▶ **Records for the task**:
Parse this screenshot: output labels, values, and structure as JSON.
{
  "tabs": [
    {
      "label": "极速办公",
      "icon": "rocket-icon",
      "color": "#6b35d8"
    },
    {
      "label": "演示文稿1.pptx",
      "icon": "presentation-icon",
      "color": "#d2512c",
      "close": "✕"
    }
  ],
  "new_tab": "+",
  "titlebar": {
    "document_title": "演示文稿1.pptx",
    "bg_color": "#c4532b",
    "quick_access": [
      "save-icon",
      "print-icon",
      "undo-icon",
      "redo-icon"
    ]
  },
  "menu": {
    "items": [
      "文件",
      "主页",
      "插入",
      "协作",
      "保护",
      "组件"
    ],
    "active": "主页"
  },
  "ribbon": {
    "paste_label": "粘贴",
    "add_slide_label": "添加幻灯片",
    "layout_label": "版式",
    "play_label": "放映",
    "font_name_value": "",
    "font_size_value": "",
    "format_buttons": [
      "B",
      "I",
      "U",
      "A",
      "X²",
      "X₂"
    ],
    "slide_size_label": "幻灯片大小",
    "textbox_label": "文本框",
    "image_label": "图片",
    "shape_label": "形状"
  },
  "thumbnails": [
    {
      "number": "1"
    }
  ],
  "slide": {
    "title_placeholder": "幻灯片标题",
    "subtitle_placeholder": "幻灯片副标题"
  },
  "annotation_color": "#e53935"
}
...
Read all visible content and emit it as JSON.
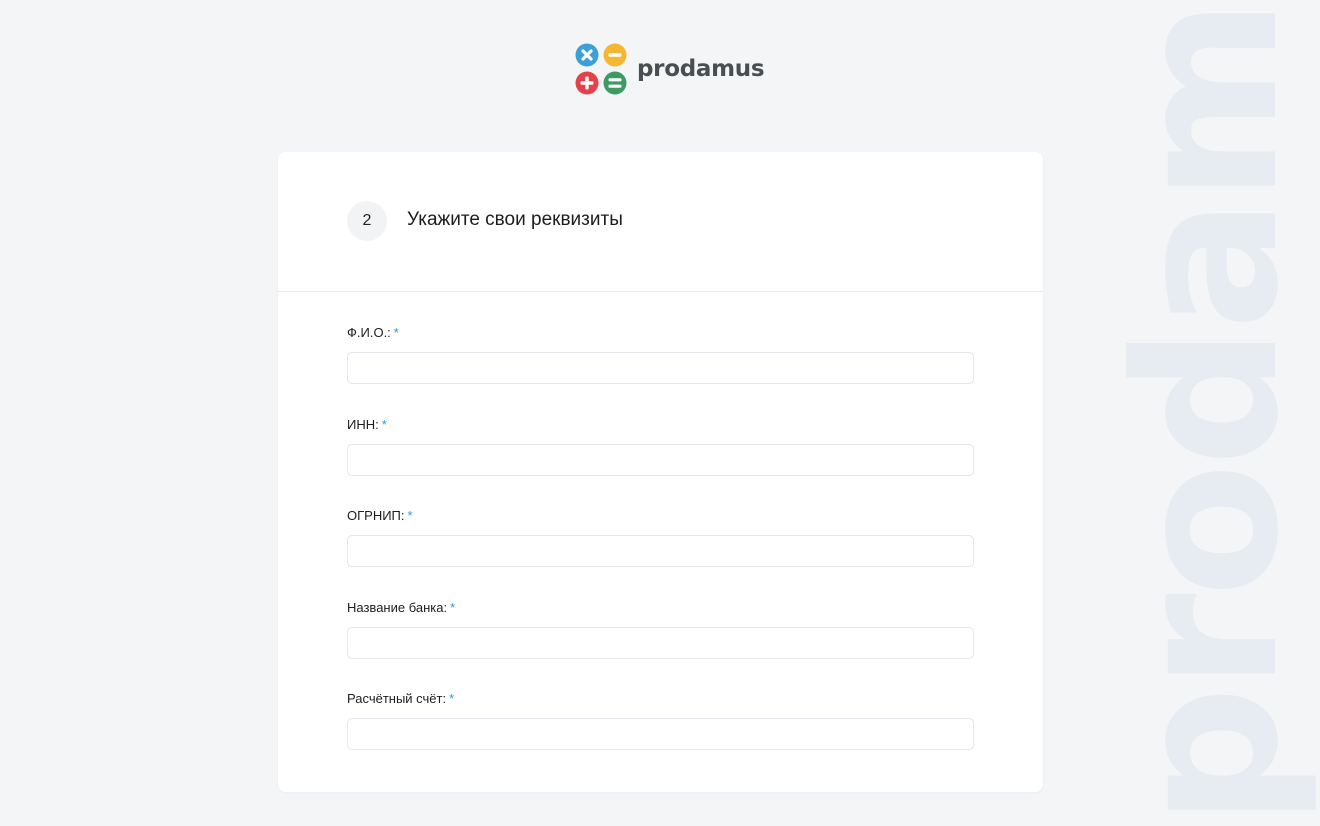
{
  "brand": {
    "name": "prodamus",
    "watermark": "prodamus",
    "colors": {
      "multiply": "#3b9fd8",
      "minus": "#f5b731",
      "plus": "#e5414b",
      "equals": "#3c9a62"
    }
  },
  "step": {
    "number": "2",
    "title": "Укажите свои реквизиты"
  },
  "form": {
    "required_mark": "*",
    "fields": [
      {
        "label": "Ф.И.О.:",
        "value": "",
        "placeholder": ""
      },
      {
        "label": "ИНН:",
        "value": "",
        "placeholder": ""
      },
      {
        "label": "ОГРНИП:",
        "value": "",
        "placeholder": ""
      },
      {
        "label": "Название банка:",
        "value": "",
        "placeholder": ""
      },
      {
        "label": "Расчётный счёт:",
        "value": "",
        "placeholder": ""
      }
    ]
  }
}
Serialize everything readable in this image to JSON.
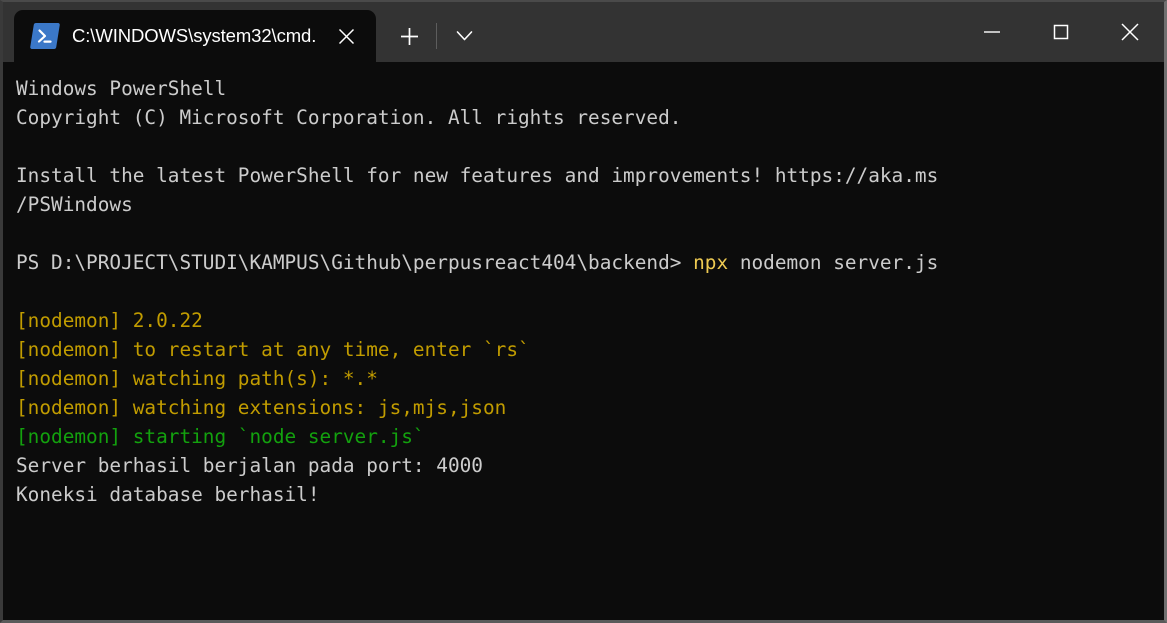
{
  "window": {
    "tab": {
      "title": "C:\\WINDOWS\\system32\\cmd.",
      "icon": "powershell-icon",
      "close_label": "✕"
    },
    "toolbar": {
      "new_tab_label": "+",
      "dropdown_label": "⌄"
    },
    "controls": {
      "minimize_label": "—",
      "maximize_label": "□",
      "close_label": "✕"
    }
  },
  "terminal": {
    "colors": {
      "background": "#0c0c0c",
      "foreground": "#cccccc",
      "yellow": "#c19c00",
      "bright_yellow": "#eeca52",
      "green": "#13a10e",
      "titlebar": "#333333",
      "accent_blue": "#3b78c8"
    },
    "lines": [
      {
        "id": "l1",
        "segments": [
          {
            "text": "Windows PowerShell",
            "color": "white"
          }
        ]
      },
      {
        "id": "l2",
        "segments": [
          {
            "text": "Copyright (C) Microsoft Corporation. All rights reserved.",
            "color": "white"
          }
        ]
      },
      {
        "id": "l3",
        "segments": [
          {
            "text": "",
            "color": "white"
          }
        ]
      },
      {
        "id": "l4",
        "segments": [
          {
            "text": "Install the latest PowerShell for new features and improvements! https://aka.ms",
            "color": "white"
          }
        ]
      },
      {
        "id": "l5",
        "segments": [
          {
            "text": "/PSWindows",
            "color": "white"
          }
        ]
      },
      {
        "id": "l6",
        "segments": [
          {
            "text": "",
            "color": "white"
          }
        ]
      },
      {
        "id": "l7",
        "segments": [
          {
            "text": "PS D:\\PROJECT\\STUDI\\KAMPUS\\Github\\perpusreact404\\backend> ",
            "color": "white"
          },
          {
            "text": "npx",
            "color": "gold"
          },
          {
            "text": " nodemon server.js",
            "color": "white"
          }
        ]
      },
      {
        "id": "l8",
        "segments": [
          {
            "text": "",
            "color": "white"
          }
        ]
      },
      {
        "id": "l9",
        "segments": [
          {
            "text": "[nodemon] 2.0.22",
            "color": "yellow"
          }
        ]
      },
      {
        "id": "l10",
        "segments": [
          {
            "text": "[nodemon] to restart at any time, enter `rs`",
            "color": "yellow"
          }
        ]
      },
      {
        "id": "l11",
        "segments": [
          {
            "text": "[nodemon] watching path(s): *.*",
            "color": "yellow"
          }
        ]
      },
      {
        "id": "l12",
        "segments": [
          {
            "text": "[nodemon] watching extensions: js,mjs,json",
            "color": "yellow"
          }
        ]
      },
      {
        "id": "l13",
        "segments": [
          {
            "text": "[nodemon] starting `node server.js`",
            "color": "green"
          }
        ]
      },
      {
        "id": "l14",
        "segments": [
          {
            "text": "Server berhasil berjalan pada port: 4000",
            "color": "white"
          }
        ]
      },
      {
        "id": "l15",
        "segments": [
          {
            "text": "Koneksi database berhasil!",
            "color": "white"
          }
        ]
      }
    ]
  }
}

▶ **What you are asked to do**: Scan the material above. Extract every line in which the word "icon" occurs.

▶ **Response to this exercise**:
      "icon": "rocket-icon",
      "icon": "presentation-icon",
      "save-icon",
      "print-icon",
      "undo-icon",
      "redo-icon"
      "icon": "powershell-icon",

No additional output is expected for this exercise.